_WHAT TO DO_
Show every line containing "semi" by copying it.

_RAW RECORDS_

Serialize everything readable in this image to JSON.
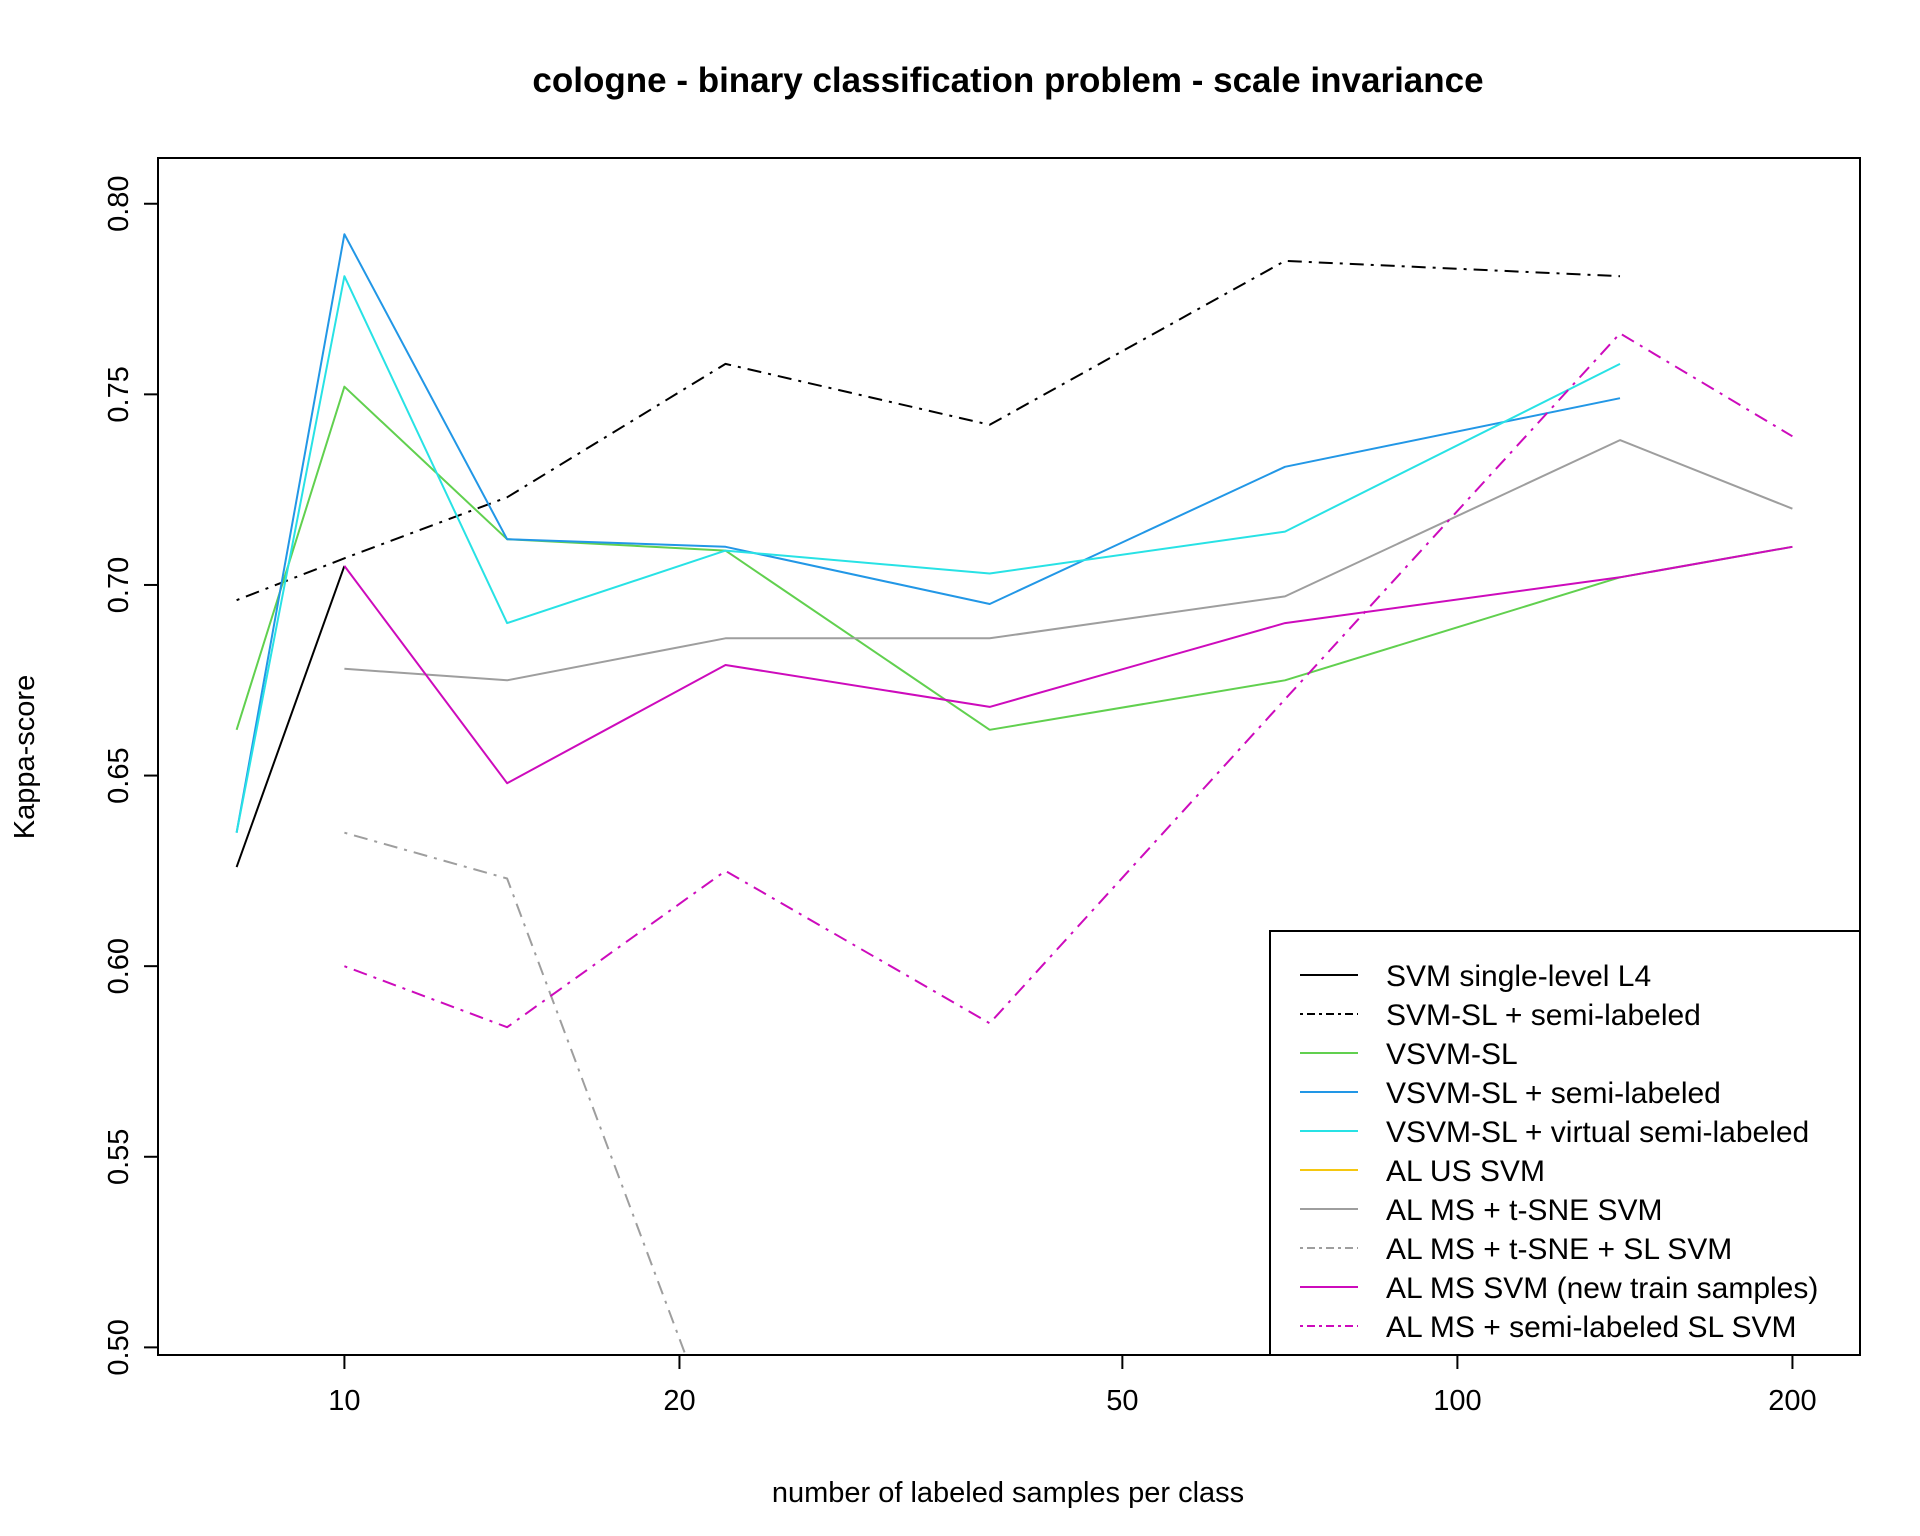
{
  "chart_data": {
    "type": "line",
    "title": "cologne - binary classification problem - scale invariance",
    "xlabel": "number of labeled samples per class",
    "ylabel": "Kappa-score",
    "x_scale": "log",
    "x_ticks": [
      10,
      20,
      50,
      100,
      200
    ],
    "x_tick_labels": [
      "10",
      "20",
      "50",
      "100",
      "200"
    ],
    "y_ticks": [
      0.5,
      0.55,
      0.6,
      0.65,
      0.7,
      0.75,
      0.8
    ],
    "y_tick_labels": [
      "0.50",
      "0.55",
      "0.60",
      "0.65",
      "0.70",
      "0.75",
      "0.80"
    ],
    "xlim": [
      6.8,
      230
    ],
    "ylim": [
      0.498,
      0.812
    ],
    "grid": false,
    "legend_position": "bottom-right",
    "x": [
      8,
      10,
      14,
      22,
      38,
      70,
      140,
      200
    ],
    "series": [
      {
        "name": "SVM single-level L4",
        "color": "#000000",
        "dash": "solid",
        "values": [
          0.626,
          0.705,
          null,
          null,
          null,
          null,
          null,
          null
        ]
      },
      {
        "name": "SVM-SL + semi-labeled",
        "color": "#000000",
        "dash": "dotdash",
        "values": [
          0.696,
          0.707,
          0.723,
          0.758,
          0.742,
          0.785,
          0.781,
          null
        ]
      },
      {
        "name": "VSVM-SL",
        "color": "#61D04F",
        "dash": "solid",
        "values": [
          0.662,
          0.752,
          0.712,
          0.709,
          0.662,
          0.675,
          0.702,
          0.71
        ]
      },
      {
        "name": "VSVM-SL + semi-labeled",
        "color": "#2297E6",
        "dash": "solid",
        "values": [
          0.635,
          0.792,
          0.712,
          0.71,
          0.695,
          0.731,
          0.749,
          null
        ]
      },
      {
        "name": "VSVM-SL + virtual semi-labeled",
        "color": "#28E2E5",
        "dash": "solid",
        "values": [
          0.635,
          0.781,
          0.69,
          0.709,
          0.703,
          0.714,
          0.758,
          null
        ]
      },
      {
        "name": "AL US SVM",
        "color": "#F5C710",
        "dash": "solid",
        "values": [
          null,
          null,
          null,
          null,
          null,
          null,
          null,
          null
        ]
      },
      {
        "name": "AL MS + t-SNE SVM",
        "color": "#9E9E9E",
        "dash": "solid",
        "values": [
          null,
          0.678,
          0.675,
          0.686,
          0.686,
          0.697,
          0.738,
          0.72
        ]
      },
      {
        "name": "AL MS + t-SNE + SL SVM",
        "color": "#9E9E9E",
        "dash": "dotdash",
        "values": [
          null,
          0.635,
          0.623,
          0.47,
          null,
          null,
          null,
          null
        ]
      },
      {
        "name": "AL MS SVM (new train samples)",
        "color": "#CD0BBC",
        "dash": "solid",
        "values": [
          null,
          0.705,
          0.648,
          0.679,
          0.668,
          0.69,
          0.702,
          0.71
        ]
      },
      {
        "name": "AL MS + semi-labeled SL SVM",
        "color": "#CD0BBC",
        "dash": "dotdash",
        "values": [
          null,
          0.6,
          0.584,
          0.625,
          0.585,
          0.67,
          0.766,
          0.739
        ]
      }
    ]
  }
}
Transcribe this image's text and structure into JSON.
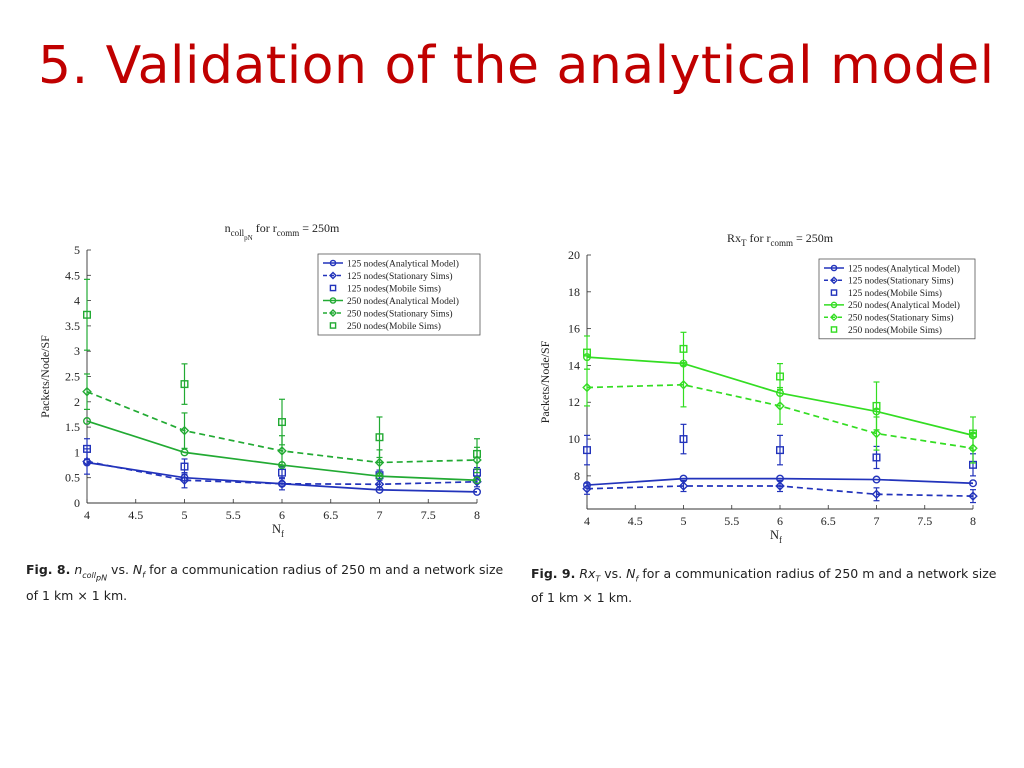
{
  "slide": {
    "title": "5. Validation of the analytical model"
  },
  "captions": [
    {
      "fig_label": "Fig. 8.",
      "sym_base": "n",
      "sym_sub": "coll",
      "sym_subsub": "pN",
      "vs_text": "vs.",
      "var_base": "N",
      "var_sub": "f",
      "rest": "for a communication radius of 250 m and a network size of 1 km × 1 km."
    },
    {
      "fig_label": "Fig. 9.",
      "sym_base": "Rx",
      "sym_sub": "T",
      "vs_text": "vs.",
      "var_base": "N",
      "var_sub": "f",
      "rest": "for a communication radius of 250 m and a network size of 1 km × 1 km."
    }
  ],
  "chart_data": [
    {
      "type": "line",
      "title_main": "n",
      "title_sub": "coll",
      "title_subsub": "pN",
      "title_mid": " for r",
      "title_r_sub": "comm",
      "title_end": " = 250m",
      "xlabel_main": "N",
      "xlabel_sub": "f",
      "ylabel": "Packets/Node/SF",
      "xlim": [
        4,
        8
      ],
      "ylim": [
        0,
        5
      ],
      "xticks": [
        4,
        4.5,
        5,
        5.5,
        6,
        6.5,
        7,
        7.5,
        8
      ],
      "xtick_labels": [
        "4",
        "4.5",
        "5",
        "5.5",
        "6",
        "6.5",
        "7",
        "7.5",
        "8"
      ],
      "yticks": [
        0,
        0.5,
        1,
        1.5,
        2,
        2.5,
        3,
        3.5,
        4,
        4.5,
        5
      ],
      "ytick_labels": [
        "0",
        "0.5",
        "1",
        "1.5",
        "2",
        "2.5",
        "3",
        "3.5",
        "4",
        "4.5",
        "5"
      ],
      "grid": false,
      "legend_position": "top-right",
      "x": [
        4,
        5,
        6,
        7,
        8
      ],
      "series": [
        {
          "name": "125 nodes(Analytical Model)",
          "color": "#2233bb",
          "dash": "solid",
          "marker": "circle",
          "values": [
            0.8,
            0.5,
            0.38,
            0.26,
            0.22
          ]
        },
        {
          "name": "125 nodes(Stationary Sims)",
          "color": "#2233bb",
          "dash": "dashed",
          "marker": "diamond",
          "values": [
            0.82,
            0.45,
            0.38,
            0.37,
            0.42
          ],
          "err": [
            0.25,
            0.15,
            0.12,
            0.1,
            0.1
          ]
        },
        {
          "name": "125 nodes(Mobile Sims)",
          "color": "#2233bb",
          "dash": "none",
          "marker": "square",
          "values": [
            1.07,
            0.72,
            0.6,
            0.55,
            0.6
          ],
          "err": [
            0.2,
            0.15,
            0.12,
            0.1,
            0.1
          ]
        },
        {
          "name": "250 nodes(Analytical Model)",
          "color": "#22aa33",
          "dash": "solid",
          "marker": "circle",
          "values": [
            1.62,
            1.0,
            0.75,
            0.53,
            0.45
          ]
        },
        {
          "name": "250 nodes(Stationary Sims)",
          "color": "#22aa33",
          "dash": "dashed",
          "marker": "diamond",
          "values": [
            2.2,
            1.43,
            1.03,
            0.8,
            0.85
          ],
          "err": [
            0.35,
            0.35,
            0.3,
            0.25,
            0.25
          ]
        },
        {
          "name": "250 nodes(Mobile Sims)",
          "color": "#22aa33",
          "dash": "none",
          "marker": "square",
          "values": [
            3.72,
            2.35,
            1.6,
            1.3,
            0.97
          ],
          "err": [
            0.7,
            0.4,
            0.45,
            0.4,
            0.3
          ]
        }
      ]
    },
    {
      "type": "line",
      "title_main": "Rx",
      "title_sub": "T",
      "title_subsub": "",
      "title_mid": " for r",
      "title_r_sub": "comm",
      "title_end": " = 250m",
      "xlabel_main": "N",
      "xlabel_sub": "f",
      "ylabel": "Packets/Node/SF",
      "xlim": [
        4,
        8
      ],
      "ylim": [
        6.2,
        20
      ],
      "xticks": [
        4,
        4.5,
        5,
        5.5,
        6,
        6.5,
        7,
        7.5,
        8
      ],
      "xtick_labels": [
        "4",
        "4.5",
        "5",
        "5.5",
        "6",
        "6.5",
        "7",
        "7.5",
        "8"
      ],
      "yticks": [
        8,
        10,
        12,
        14,
        16,
        18,
        20
      ],
      "ytick_labels": [
        "8",
        "10",
        "12",
        "14",
        "16",
        "18",
        "20"
      ],
      "grid": false,
      "legend_position": "top-right",
      "x": [
        4,
        5,
        6,
        7,
        8
      ],
      "series": [
        {
          "name": "125 nodes(Analytical Model)",
          "color": "#2233bb",
          "dash": "solid",
          "marker": "circle",
          "values": [
            7.5,
            7.85,
            7.85,
            7.8,
            7.6
          ]
        },
        {
          "name": "125 nodes(Stationary Sims)",
          "color": "#2233bb",
          "dash": "dashed",
          "marker": "diamond",
          "values": [
            7.3,
            7.45,
            7.45,
            7.0,
            6.9
          ],
          "err": [
            0.3,
            0.3,
            0.3,
            0.35,
            0.35
          ]
        },
        {
          "name": "125 nodes(Mobile Sims)",
          "color": "#2233bb",
          "dash": "none",
          "marker": "square",
          "values": [
            9.4,
            10.0,
            9.4,
            9.0,
            8.6
          ],
          "err": [
            0.8,
            0.8,
            0.8,
            0.6,
            0.6
          ]
        },
        {
          "name": "250 nodes(Analytical Model)",
          "color": "#33dd22",
          "dash": "solid",
          "marker": "circle",
          "values": [
            14.45,
            14.1,
            12.5,
            11.5,
            10.2
          ]
        },
        {
          "name": "250 nodes(Stationary Sims)",
          "color": "#33dd22",
          "dash": "dashed",
          "marker": "diamond",
          "values": [
            12.8,
            12.95,
            11.8,
            10.3,
            9.5
          ],
          "err": [
            1.0,
            1.2,
            1.0,
            0.9,
            0.8
          ]
        },
        {
          "name": "250 nodes(Mobile Sims)",
          "color": "#33dd22",
          "dash": "none",
          "marker": "square",
          "values": [
            14.7,
            14.9,
            13.4,
            11.8,
            10.3
          ],
          "err": [
            0.9,
            0.9,
            0.7,
            1.3,
            0.9
          ]
        }
      ]
    }
  ]
}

_EXERCISE ANSWER_
        "name": "SVM-SL + semi-labeled",
        "name": "VSVM-SL + semi-labeled",
        "name": "VSVM-SL + virtual semi-labeled",
        "name": "AL MS + semi-labeled SL SVM",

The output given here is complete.